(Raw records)
□ □ □ □

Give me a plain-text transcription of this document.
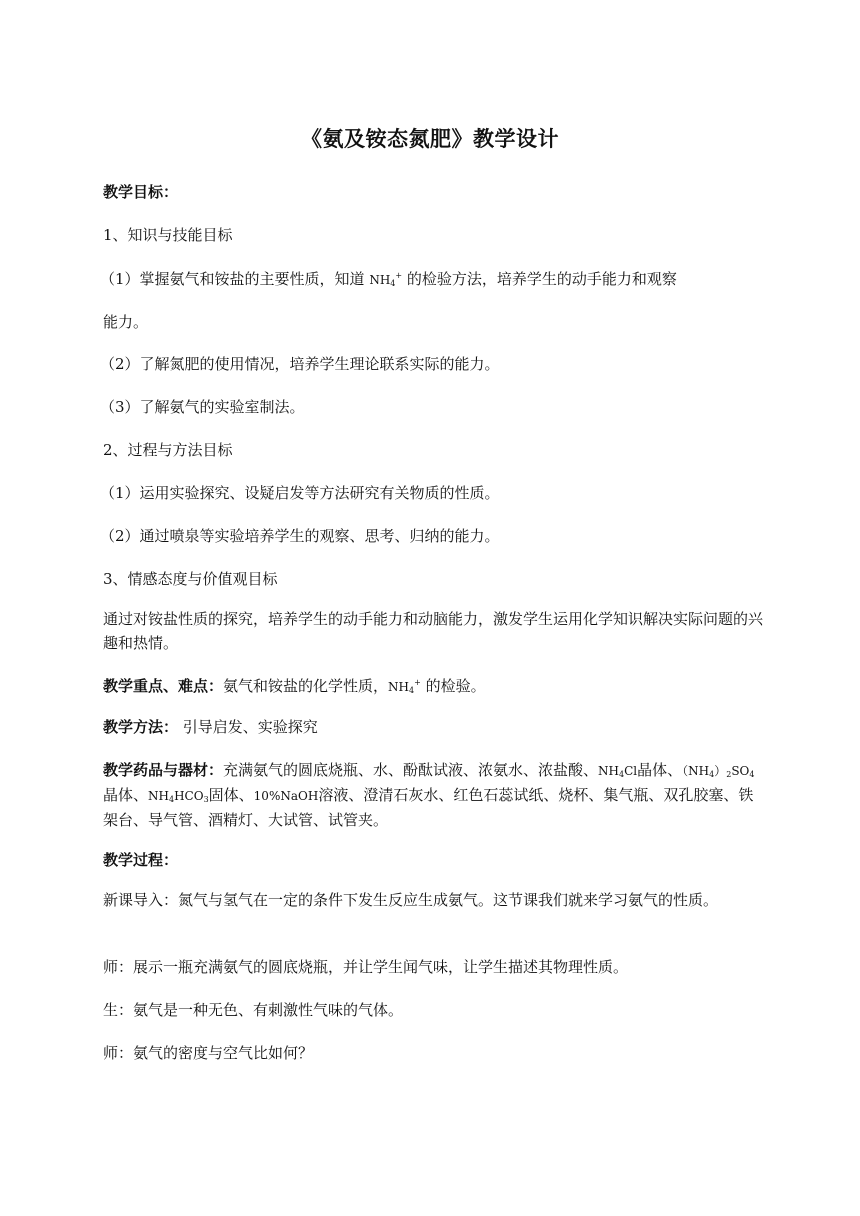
《氨及铵态氮肥》教学设计
教学目标：
1、知识与技能目标
（1）掌握氨气和铵盐的主要性质，知道 $NH_4^+$ 的检验方法，培养学生的动手能力和观察
能力。
（2）了解氮肥的使用情况，培养学生理论联系实际的能力。
（3）了解氨气的实验室制法。
2、过程与方法目标
（1）运用实验探究、设疑启发等方法研究有关物质的性质。
（2）通过喷泉等实验培养学生的观察、思考、归纳的能力。
3、情感态度与价值观目标
通过对铵盐性质的探究，培养学生的动手能力和动脑能力，激发学生运用化学知识解决实际问题的兴趣和热情。
教学重点、难点：氨气和铵盐的化学性质，$NH_4^+$ 的检验。
教学方法： 引导启发、实验探究
教学药品与器材：充满氨气的圆底烧瓶、水、酚酞试液、浓氨水、浓盐酸、$NH_4Cl$晶体、$(NH_4)_2SO_4$晶体、$NH_4HCO_3$固体、10%NaOH溶液、澄清石灰水、红色石蕊试纸、烧杯、集气瓶、双孔胶塞、铁架台、导气管、酒精灯、大试管、试管夹。
教学过程：
新课导入：氮气与氢气在一定的条件下发生反应生成氨气。这节课我们就来学习氨气的性质。
师：展示一瓶充满氨气的圆底烧瓶，并让学生闻气味，让学生描述其物理性质。
生：氨气是一种无色、有刺激性气味的气体。
师：氨气的密度与空气比如何？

□ □ □ □

Except for the pictures, print the data above exactly.

◆ RESULT OF THIS TASK
Give me a plain-text transcription of this document.
《氨及铵态氮肥》教学设计
教学目标：
1、知识与技能目标
（1）掌握氨气和铵盐的主要性质，知道 $NH_4^+$ 的检验方法，培养学生的动手能力和观察
能力。
（2）了解氮肥的使用情况，培养学生理论联系实际的能力。
（3）了解氨气的实验室制法。
2、过程与方法目标
（1）运用实验探究、设疑启发等方法研究有关物质的性质。
（2）通过喷泉等实验培养学生的观察、思考、归纳的能力。
3、情感态度与价值观目标
通过对铵盐性质的探究，培养学生的动手能力和动脑能力，激发学生运用化学知识解决实际问题的兴趣和热情。
教学重点、难点：氨气和铵盐的化学性质，$NH_4^+$ 的检验。
教学方法： 引导启发、实验探究
教学药品与器材：充满氨气的圆底烧瓶、水、酚酞试液、浓氨水、浓盐酸、$NH_4Cl$晶体、$(NH_4)_2SO_4$晶体、$NH_4HCO_3$固体、10%NaOH溶液、澄清石灰水、红色石蕊试纸、烧杯、集气瓶、双孔胶塞、铁架台、导气管、酒精灯、大试管、试管夹。
教学过程：
新课导入：氮气与氢气在一定的条件下发生反应生成氨气。这节课我们就来学习氨气的性质。
师：展示一瓶充满氨气的圆底烧瓶，并让学生闻气味，让学生描述其物理性质。
生：氨气是一种无色、有刺激性气味的气体。
师：氨气的密度与空气比如何？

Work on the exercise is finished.